**LISTED RECORDS**
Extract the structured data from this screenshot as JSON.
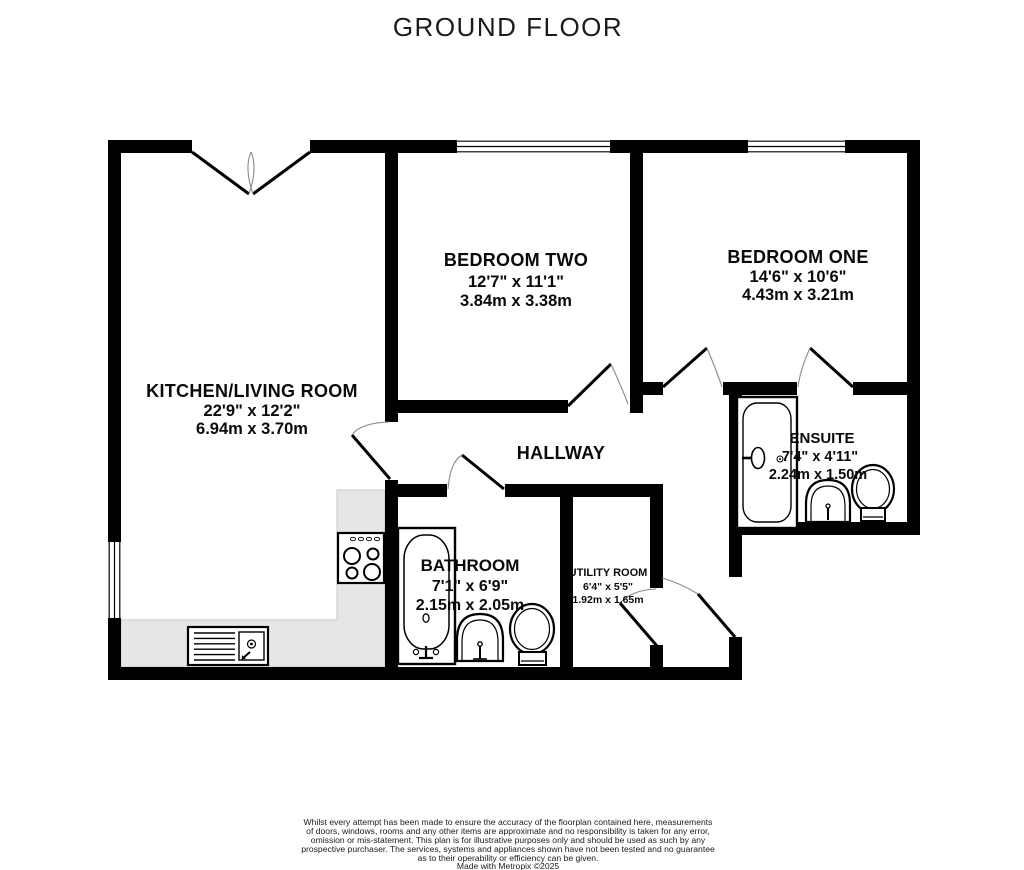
{
  "title": "GROUND FLOOR",
  "floorplan": {
    "rooms": [
      {
        "name": "KITCHEN/LIVING ROOM",
        "imperial": "22'9\" x 12'2\"",
        "metric": "6.94m x 3.70m"
      },
      {
        "name": "BEDROOM TWO",
        "imperial": "12'7\" x 11'1\"",
        "metric": "3.84m x 3.38m"
      },
      {
        "name": "BEDROOM ONE",
        "imperial": "14'6\" x 10'6\"",
        "metric": "4.43m x 3.21m"
      },
      {
        "name": "HALLWAY",
        "imperial": "",
        "metric": ""
      },
      {
        "name": "BATHROOM",
        "imperial": "7'1\" x 6'9\"",
        "metric": "2.15m x 2.05m"
      },
      {
        "name": "UTILITY ROOM",
        "imperial": "6'4\" x 5'5\"",
        "metric": "1.92m x 1.65m"
      },
      {
        "name": "ENSUITE",
        "imperial": "7'4\" x 4'11\"",
        "metric": "2.24m x 1.50m"
      }
    ],
    "fixtures": [
      "double-entry-doors",
      "window",
      "bathtub",
      "shower",
      "toilet",
      "sink",
      "hob",
      "kitchen-sink",
      "counter"
    ],
    "colors": {
      "wall": "#000000",
      "counter": "#e6e6e6",
      "door_arc": "#8a8a8a",
      "background": "#ffffff"
    }
  },
  "footer": {
    "disclaimer_lines": [
      "Whilst every attempt has been made to ensure the accuracy of the floorplan contained here, measurements",
      "of doors, windows, rooms and any other items are approximate and no responsibility is taken for any error,",
      "omission or mis-statement. This plan is for illustrative purposes only and should be used as such by any",
      "prospective purchaser. The services, systems and appliances shown have not been tested and no guarantee",
      "as to their operability or efficiency can be given.",
      "Made with Metropix ©2025"
    ]
  }
}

**EXERCISE AIM**
Write the entries above out in full, exactly, with no images.

**EXERCISE ANSWER**
Extract the structured data from this screenshot as JSON.
{
  "title": "GROUND FLOOR",
  "floorplan": {
    "rooms": [
      {
        "name": "KITCHEN/LIVING ROOM",
        "imperial": "22'9\" x 12'2\"",
        "metric": "6.94m x 3.70m"
      },
      {
        "name": "BEDROOM TWO",
        "imperial": "12'7\" x 11'1\"",
        "metric": "3.84m x 3.38m"
      },
      {
        "name": "BEDROOM ONE",
        "imperial": "14'6\" x 10'6\"",
        "metric": "4.43m x 3.21m"
      },
      {
        "name": "HALLWAY",
        "imperial": "",
        "metric": ""
      },
      {
        "name": "BATHROOM",
        "imperial": "7'1\" x 6'9\"",
        "metric": "2.15m x 2.05m"
      },
      {
        "name": "UTILITY ROOM",
        "imperial": "6'4\" x 5'5\"",
        "metric": "1.92m x 1.65m"
      },
      {
        "name": "ENSUITE",
        "imperial": "7'4\" x 4'11\"",
        "metric": "2.24m x 1.50m"
      }
    ],
    "fixtures": [
      "double-entry-doors",
      "window",
      "bathtub",
      "shower",
      "toilet",
      "sink",
      "hob",
      "kitchen-sink",
      "counter"
    ],
    "colors": {
      "wall": "#000000",
      "counter": "#e6e6e6",
      "door_arc": "#8a8a8a",
      "background": "#ffffff"
    }
  },
  "footer": {
    "disclaimer_lines": [
      "Whilst every attempt has been made to ensure the accuracy of the floorplan contained here, measurements",
      "of doors, windows, rooms and any other items are approximate and no responsibility is taken for any error,",
      "omission or mis-statement. This plan is for illustrative purposes only and should be used as such by any",
      "prospective purchaser. The services, systems and appliances shown have not been tested and no guarantee",
      "as to their operability or efficiency can be given.",
      "Made with Metropix ©2025"
    ]
  }
}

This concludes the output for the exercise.